Begin SUPPLIED DATA

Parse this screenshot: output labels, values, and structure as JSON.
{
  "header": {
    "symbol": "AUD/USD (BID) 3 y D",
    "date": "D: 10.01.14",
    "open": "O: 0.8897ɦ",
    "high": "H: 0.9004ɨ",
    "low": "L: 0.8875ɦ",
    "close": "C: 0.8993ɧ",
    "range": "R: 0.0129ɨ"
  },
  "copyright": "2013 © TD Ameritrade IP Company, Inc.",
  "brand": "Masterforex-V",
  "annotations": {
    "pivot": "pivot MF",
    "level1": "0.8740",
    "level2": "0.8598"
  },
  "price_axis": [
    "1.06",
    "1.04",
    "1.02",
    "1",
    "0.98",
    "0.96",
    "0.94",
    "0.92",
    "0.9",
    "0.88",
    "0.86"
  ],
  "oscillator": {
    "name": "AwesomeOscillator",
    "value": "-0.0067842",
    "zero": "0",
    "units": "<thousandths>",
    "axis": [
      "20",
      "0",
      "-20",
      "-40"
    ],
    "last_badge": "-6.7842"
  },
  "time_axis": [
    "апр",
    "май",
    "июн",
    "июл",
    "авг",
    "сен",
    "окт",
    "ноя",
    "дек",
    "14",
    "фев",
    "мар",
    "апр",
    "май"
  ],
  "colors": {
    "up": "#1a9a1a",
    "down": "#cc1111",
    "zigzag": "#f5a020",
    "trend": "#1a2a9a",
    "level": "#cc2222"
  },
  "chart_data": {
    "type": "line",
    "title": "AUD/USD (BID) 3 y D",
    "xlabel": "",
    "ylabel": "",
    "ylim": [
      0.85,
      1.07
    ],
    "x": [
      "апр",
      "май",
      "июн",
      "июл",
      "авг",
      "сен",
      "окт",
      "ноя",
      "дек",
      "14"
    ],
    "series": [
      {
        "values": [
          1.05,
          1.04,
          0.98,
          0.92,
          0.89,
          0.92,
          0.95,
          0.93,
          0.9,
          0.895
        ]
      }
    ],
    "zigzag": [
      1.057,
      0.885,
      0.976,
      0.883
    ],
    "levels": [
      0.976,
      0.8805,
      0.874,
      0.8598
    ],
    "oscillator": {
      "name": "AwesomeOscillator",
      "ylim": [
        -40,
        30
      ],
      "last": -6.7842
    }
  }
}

End SUPPLIED DATA

__REQUIRED TASK__:
Each line of the material above needs to be quoted exactly, please.

__RESPONSE__:
Parse this screenshot: output labels, values, and structure as JSON.
{
  "header": {
    "symbol": "AUD/USD (BID) 3 y D",
    "date": "D: 10.01.14",
    "open": "O: 0.8897ɦ",
    "high": "H: 0.9004ɨ",
    "low": "L: 0.8875ɦ",
    "close": "C: 0.8993ɧ",
    "range": "R: 0.0129ɨ"
  },
  "copyright": "2013 © TD Ameritrade IP Company, Inc.",
  "brand": "Masterforex-V",
  "annotations": {
    "pivot": "pivot MF",
    "level1": "0.8740",
    "level2": "0.8598"
  },
  "price_axis": [
    "1.06",
    "1.04",
    "1.02",
    "1",
    "0.98",
    "0.96",
    "0.94",
    "0.92",
    "0.9",
    "0.88",
    "0.86"
  ],
  "oscillator": {
    "name": "AwesomeOscillator",
    "value": "-0.0067842",
    "zero": "0",
    "units": "<thousandths>",
    "axis": [
      "20",
      "0",
      "-20",
      "-40"
    ],
    "last_badge": "-6.7842"
  },
  "time_axis": [
    "апр",
    "май",
    "июн",
    "июл",
    "авг",
    "сен",
    "окт",
    "ноя",
    "дек",
    "14",
    "фев",
    "мар",
    "апр",
    "май"
  ],
  "colors": {
    "up": "#1a9a1a",
    "down": "#cc1111",
    "zigzag": "#f5a020",
    "trend": "#1a2a9a",
    "level": "#cc2222"
  },
  "chart_data": {
    "type": "line",
    "title": "AUD/USD (BID) 3 y D",
    "xlabel": "",
    "ylabel": "",
    "ylim": [
      0.85,
      1.07
    ],
    "x": [
      "апр",
      "май",
      "июн",
      "июл",
      "авг",
      "сен",
      "окт",
      "ноя",
      "дек",
      "14"
    ],
    "series": [
      {
        "values": [
          1.05,
          1.04,
          0.98,
          0.92,
          0.89,
          0.92,
          0.95,
          0.93,
          0.9,
          0.895
        ]
      }
    ],
    "zigzag": [
      1.057,
      0.885,
      0.976,
      0.883
    ],
    "levels": [
      0.976,
      0.8805,
      0.874,
      0.8598
    ],
    "oscillator": {
      "name": "AwesomeOscillator",
      "ylim": [
        -40,
        30
      ],
      "last": -6.7842
    }
  }
}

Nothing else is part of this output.